Instruction:
Your task is to repeat all of the data exactly while excluding the pictures.

[Records that describe figures]
┌──

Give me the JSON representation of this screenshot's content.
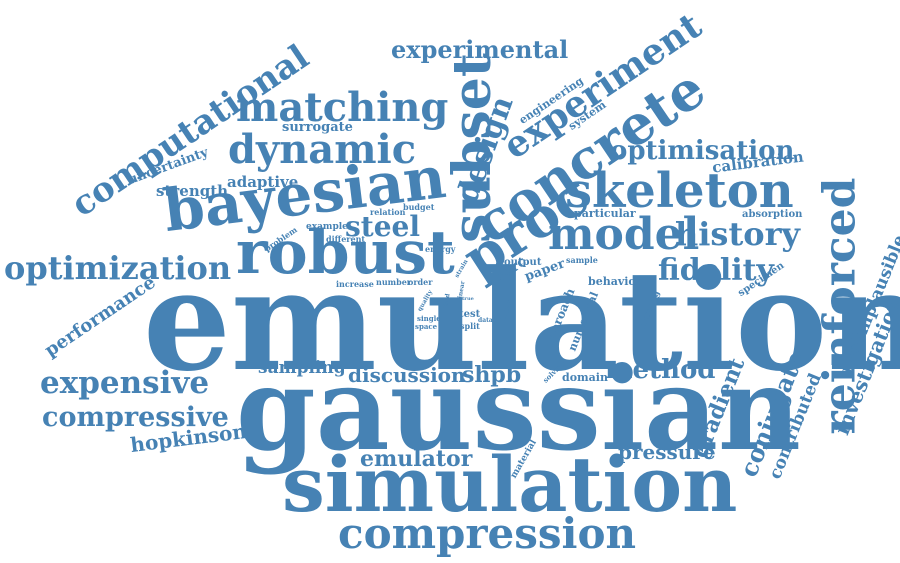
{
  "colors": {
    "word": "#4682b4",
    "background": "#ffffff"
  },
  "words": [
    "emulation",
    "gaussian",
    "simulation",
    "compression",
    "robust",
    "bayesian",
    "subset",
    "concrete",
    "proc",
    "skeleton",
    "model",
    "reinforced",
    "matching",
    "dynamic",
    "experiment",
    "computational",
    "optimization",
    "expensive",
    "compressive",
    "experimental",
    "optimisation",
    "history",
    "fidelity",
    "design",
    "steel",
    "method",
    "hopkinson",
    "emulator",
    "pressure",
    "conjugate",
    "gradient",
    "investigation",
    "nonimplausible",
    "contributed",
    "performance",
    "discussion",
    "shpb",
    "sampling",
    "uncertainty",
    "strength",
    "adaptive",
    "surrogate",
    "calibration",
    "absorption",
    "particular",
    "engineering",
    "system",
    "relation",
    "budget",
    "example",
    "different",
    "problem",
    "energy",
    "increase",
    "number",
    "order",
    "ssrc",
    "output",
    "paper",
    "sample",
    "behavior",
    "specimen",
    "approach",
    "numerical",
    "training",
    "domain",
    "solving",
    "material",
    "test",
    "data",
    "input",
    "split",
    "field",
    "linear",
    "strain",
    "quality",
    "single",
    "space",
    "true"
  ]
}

└──

Answer for the task:
Give me the JSON representation of this screenshot's content.
{
  "colors": {
    "word": "#4682b4",
    "background": "#ffffff"
  },
  "words": [
    "emulation",
    "gaussian",
    "simulation",
    "compression",
    "robust",
    "bayesian",
    "subset",
    "concrete",
    "proc",
    "skeleton",
    "model",
    "reinforced",
    "matching",
    "dynamic",
    "experiment",
    "computational",
    "optimization",
    "expensive",
    "compressive",
    "experimental",
    "optimisation",
    "history",
    "fidelity",
    "design",
    "steel",
    "method",
    "hopkinson",
    "emulator",
    "pressure",
    "conjugate",
    "gradient",
    "investigation",
    "nonimplausible",
    "contributed",
    "performance",
    "discussion",
    "shpb",
    "sampling",
    "uncertainty",
    "strength",
    "adaptive",
    "surrogate",
    "calibration",
    "absorption",
    "particular",
    "engineering",
    "system",
    "relation",
    "budget",
    "example",
    "different",
    "problem",
    "energy",
    "increase",
    "number",
    "order",
    "ssrc",
    "output",
    "paper",
    "sample",
    "behavior",
    "specimen",
    "approach",
    "numerical",
    "training",
    "domain",
    "solving",
    "material",
    "test",
    "data",
    "input",
    "split",
    "field",
    "linear",
    "strain",
    "quality",
    "single",
    "space",
    "true"
  ]
}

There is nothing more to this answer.